> **Challenge**: Give all of the lines again, with nothing added or dropped.

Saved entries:
========
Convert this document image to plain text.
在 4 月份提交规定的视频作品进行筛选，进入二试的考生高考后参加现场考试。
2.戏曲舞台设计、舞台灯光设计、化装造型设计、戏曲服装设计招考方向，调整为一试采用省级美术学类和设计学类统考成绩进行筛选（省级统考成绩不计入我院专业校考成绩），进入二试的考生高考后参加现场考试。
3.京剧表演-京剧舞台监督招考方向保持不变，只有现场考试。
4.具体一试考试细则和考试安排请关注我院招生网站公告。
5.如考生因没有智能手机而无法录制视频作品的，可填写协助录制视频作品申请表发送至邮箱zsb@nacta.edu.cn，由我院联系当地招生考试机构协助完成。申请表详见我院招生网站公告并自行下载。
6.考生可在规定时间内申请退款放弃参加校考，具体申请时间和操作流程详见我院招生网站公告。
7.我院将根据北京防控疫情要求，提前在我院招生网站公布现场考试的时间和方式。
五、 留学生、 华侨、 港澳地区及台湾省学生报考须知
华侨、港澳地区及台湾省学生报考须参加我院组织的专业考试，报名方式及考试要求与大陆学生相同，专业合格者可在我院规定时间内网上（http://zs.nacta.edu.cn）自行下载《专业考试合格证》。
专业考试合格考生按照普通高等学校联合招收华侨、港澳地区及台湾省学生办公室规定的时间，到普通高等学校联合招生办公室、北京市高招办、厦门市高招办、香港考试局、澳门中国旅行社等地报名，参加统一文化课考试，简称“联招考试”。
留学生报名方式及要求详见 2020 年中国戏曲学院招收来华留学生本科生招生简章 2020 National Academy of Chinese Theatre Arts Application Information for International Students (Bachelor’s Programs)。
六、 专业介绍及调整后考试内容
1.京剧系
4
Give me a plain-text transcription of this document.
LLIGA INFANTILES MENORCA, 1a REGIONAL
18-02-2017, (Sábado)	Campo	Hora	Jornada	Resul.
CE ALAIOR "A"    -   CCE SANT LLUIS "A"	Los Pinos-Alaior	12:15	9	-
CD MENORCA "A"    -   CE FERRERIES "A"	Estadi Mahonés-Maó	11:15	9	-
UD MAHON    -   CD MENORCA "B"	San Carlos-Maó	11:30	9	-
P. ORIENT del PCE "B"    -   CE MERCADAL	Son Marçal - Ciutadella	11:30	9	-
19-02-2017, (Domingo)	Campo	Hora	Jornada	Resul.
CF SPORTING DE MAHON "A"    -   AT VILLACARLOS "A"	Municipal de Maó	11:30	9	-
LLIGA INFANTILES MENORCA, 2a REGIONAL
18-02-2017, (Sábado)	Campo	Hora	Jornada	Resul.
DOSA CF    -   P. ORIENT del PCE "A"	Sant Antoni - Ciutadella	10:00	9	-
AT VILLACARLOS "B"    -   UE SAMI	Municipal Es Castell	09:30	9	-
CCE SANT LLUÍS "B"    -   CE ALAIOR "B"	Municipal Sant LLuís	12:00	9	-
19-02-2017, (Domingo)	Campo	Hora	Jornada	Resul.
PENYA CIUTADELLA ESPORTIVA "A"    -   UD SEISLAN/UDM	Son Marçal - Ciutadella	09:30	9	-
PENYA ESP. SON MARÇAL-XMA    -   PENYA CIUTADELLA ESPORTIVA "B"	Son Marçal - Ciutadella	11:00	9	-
========
> **Task output**:
Convert this document image to plain text.
在 4 月份提交规定的视频作品进行筛选，进入二试的考生高考后参加现场考试。
2.戏曲舞台设计、舞台灯光设计、化装造型设计、戏曲服装设计招考方向，调整为一试采用省级美术学类和设计学类统考成绩进行筛选（省级统考成绩不计入我院专业校考成绩），进入二试的考生高考后参加现场考试。
3.京剧表演-京剧舞台监督招考方向保持不变，只有现场考试。
4.具体一试考试细则和考试安排请关注我院招生网站公告。
5.如考生因没有智能手机而无法录制视频作品的，可填写协助录制视频作品申请表发送至邮箱zsb@nacta.edu.cn，由我院联系当地招生考试机构协助完成。申请表详见我院招生网站公告并自行下载。
6.考生可在规定时间内申请退款放弃参加校考，具体申请时间和操作流程详见我院招生网站公告。
7.我院将根据北京防控疫情要求，提前在我院招生网站公布现场考试的时间和方式。
五、 留学生、 华侨、 港澳地区及台湾省学生报考须知
华侨、港澳地区及台湾省学生报考须参加我院组织的专业考试，报名方式及考试要求与大陆学生相同，专业合格者可在我院规定时间内网上（http://zs.nacta.edu.cn）自行下载《专业考试合格证》。
专业考试合格考生按照普通高等学校联合招收华侨、港澳地区及台湾省学生办公室规定的时间，到普通高等学校联合招生办公室、北京市高招办、厦门市高招办、香港考试局、澳门中国旅行社等地报名，参加统一文化课考试，简称“联招考试”。
留学生报名方式及要求详见 2020 年中国戏曲学院招收来华留学生本科生招生简章 2020 National Academy of Chinese Theatre Arts Application Information for International Students (Bachelor’s Programs)。
六、 专业介绍及调整后考试内容
1.京剧系
4
Give me a plain-text transcription of this document.
LLIGA INFANTILES MENORCA, 1a REGIONAL
18-02-2017, (Sábado)	Campo	Hora	Jornada	Resul.
CE ALAIOR "A"    -   CCE SANT LLUIS "A"	Los Pinos-Alaior	12:15	9	-
CD MENORCA "A"    -   CE FERRERIES "A"	Estadi Mahonés-Maó	11:15	9	-
UD MAHON    -   CD MENORCA "B"	San Carlos-Maó	11:30	9	-
P. ORIENT del PCE "B"    -   CE MERCADAL	Son Marçal - Ciutadella	11:30	9	-
19-02-2017, (Domingo)	Campo	Hora	Jornada	Resul.
CF SPORTING DE MAHON "A"    -   AT VILLACARLOS "A"	Municipal de Maó	11:30	9	-
LLIGA INFANTILES MENORCA, 2a REGIONAL
18-02-2017, (Sábado)	Campo	Hora	Jornada	Resul.
DOSA CF    -   P. ORIENT del PCE "A"	Sant Antoni - Ciutadella	10:00	9	-
AT VILLACARLOS "B"    -   UE SAMI	Municipal Es Castell	09:30	9	-
CCE SANT LLUÍS "B"    -   CE ALAIOR "B"	Municipal Sant LLuís	12:00	9	-
19-02-2017, (Domingo)	Campo	Hora	Jornada	Resul.
PENYA CIUTADELLA ESPORTIVA "A"    -   UD SEISLAN/UDM	Son Marçal - Ciutadella	09:30	9	-
PENYA ESP. SON MARÇAL-XMA    -   PENYA CIUTADELLA ESPORTIVA "B"	Son Marçal - Ciutadella	11:00	9	-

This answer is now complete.